What is asked:
Look through the material below. Copy every line with the string "than" in it.

— Begin Data —

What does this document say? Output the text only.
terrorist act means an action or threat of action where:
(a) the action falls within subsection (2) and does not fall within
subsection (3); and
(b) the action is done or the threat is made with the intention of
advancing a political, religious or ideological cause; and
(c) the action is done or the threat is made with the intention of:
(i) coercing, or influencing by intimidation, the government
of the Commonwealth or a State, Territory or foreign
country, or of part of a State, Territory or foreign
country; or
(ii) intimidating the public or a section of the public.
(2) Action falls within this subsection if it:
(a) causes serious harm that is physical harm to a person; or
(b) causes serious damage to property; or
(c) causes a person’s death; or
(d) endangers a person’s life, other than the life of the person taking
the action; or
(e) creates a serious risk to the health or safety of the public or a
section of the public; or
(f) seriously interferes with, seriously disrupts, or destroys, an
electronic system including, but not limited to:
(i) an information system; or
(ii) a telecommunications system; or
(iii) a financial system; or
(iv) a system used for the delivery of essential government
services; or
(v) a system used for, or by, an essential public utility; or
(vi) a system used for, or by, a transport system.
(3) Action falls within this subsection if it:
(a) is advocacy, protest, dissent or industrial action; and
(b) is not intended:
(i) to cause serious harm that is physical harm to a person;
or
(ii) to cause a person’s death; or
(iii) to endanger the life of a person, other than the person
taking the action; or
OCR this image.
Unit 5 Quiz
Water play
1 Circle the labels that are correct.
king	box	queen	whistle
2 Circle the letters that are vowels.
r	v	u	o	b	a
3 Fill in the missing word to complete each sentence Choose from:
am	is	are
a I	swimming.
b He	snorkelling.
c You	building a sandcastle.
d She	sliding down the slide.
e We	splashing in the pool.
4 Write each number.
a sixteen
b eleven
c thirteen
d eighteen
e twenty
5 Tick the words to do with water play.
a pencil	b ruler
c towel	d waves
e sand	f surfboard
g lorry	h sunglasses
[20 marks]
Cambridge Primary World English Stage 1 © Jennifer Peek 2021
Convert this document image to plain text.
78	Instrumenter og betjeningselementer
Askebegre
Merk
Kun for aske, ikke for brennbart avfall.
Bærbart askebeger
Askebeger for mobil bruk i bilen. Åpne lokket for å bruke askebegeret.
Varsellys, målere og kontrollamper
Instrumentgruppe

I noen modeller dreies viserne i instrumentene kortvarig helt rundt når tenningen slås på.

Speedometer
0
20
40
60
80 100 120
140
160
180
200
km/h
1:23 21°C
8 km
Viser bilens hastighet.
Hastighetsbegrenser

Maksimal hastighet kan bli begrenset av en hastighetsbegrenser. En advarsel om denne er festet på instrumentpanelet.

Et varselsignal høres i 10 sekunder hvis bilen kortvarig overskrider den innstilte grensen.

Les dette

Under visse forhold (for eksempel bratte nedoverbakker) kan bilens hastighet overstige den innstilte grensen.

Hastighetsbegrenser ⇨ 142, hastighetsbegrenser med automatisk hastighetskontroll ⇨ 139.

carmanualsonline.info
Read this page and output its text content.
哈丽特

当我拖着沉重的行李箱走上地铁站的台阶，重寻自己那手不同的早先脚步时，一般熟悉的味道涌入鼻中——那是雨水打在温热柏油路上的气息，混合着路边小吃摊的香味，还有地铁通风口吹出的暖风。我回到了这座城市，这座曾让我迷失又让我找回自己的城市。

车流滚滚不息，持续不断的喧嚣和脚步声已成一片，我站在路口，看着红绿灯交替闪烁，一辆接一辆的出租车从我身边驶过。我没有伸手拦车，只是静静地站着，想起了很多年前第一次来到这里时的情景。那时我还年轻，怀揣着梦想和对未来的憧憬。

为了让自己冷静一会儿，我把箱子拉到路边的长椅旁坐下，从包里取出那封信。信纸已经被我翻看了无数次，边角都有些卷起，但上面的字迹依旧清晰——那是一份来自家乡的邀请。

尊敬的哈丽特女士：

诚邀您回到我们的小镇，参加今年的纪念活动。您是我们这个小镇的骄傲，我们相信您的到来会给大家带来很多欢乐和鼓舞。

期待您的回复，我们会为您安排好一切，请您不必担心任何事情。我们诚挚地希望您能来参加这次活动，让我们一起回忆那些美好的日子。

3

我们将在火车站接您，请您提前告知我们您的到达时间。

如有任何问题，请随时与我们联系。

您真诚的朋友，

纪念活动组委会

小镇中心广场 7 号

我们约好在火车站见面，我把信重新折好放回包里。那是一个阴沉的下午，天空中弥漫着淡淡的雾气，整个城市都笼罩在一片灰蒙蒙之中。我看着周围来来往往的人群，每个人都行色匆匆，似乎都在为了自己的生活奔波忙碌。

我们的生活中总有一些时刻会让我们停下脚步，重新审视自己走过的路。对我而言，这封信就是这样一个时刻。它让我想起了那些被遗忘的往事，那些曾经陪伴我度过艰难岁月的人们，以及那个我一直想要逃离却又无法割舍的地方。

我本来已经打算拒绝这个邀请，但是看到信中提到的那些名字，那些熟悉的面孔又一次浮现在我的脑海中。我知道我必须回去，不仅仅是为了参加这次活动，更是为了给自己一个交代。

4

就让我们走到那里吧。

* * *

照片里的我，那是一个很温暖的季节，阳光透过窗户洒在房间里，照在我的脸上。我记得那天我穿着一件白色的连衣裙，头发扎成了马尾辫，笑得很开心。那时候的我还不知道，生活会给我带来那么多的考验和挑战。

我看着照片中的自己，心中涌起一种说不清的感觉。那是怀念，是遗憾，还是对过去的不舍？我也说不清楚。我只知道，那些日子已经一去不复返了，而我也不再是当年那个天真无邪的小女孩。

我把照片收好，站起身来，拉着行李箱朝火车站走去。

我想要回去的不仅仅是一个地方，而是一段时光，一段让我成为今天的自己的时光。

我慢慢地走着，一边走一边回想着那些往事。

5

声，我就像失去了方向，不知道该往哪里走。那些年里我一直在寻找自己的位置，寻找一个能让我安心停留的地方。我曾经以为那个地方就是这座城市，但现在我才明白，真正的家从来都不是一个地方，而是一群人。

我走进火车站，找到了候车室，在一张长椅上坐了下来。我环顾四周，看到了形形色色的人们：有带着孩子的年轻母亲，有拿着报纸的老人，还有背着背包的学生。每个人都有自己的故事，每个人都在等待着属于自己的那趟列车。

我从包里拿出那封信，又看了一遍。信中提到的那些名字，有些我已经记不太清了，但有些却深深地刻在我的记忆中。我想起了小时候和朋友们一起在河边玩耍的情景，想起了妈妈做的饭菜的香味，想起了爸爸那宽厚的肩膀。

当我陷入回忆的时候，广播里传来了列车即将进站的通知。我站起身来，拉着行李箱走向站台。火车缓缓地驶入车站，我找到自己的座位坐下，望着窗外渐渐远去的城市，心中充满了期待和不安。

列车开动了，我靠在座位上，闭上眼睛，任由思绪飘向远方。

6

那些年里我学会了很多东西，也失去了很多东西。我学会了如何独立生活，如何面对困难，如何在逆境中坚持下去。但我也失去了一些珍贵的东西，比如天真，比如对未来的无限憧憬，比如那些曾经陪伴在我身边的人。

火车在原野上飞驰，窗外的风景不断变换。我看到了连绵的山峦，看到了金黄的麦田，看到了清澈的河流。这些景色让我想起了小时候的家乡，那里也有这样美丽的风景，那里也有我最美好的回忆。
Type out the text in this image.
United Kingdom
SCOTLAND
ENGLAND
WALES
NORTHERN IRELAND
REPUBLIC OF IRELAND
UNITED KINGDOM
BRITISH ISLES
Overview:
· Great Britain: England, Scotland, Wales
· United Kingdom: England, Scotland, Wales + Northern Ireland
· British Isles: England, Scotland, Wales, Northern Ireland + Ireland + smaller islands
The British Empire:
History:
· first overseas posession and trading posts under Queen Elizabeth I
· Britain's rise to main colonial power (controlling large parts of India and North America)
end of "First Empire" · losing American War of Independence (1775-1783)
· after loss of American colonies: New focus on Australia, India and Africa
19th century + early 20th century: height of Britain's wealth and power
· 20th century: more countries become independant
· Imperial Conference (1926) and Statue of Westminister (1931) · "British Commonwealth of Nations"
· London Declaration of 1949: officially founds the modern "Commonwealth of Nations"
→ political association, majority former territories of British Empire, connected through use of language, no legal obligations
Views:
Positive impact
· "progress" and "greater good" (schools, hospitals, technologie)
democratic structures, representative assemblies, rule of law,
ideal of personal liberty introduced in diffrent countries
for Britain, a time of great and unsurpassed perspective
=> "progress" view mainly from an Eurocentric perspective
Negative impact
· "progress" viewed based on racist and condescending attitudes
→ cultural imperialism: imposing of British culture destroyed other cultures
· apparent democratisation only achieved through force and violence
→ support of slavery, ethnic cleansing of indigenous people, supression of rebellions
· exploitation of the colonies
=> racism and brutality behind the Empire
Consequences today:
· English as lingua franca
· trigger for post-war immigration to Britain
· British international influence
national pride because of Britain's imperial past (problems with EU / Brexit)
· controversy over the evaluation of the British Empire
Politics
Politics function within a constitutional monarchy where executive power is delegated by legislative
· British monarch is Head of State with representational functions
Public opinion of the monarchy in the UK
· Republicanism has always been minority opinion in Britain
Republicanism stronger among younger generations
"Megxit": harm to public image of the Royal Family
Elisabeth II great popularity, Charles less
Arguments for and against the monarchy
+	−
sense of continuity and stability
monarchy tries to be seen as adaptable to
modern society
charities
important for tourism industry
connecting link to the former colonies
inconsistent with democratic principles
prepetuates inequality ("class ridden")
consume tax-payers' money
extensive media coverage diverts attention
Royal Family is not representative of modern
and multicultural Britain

— End Data —

Task response:
(d) endangers a person’s life, other than the life of the person taking
(iii) to endanger the life of a person, other than the person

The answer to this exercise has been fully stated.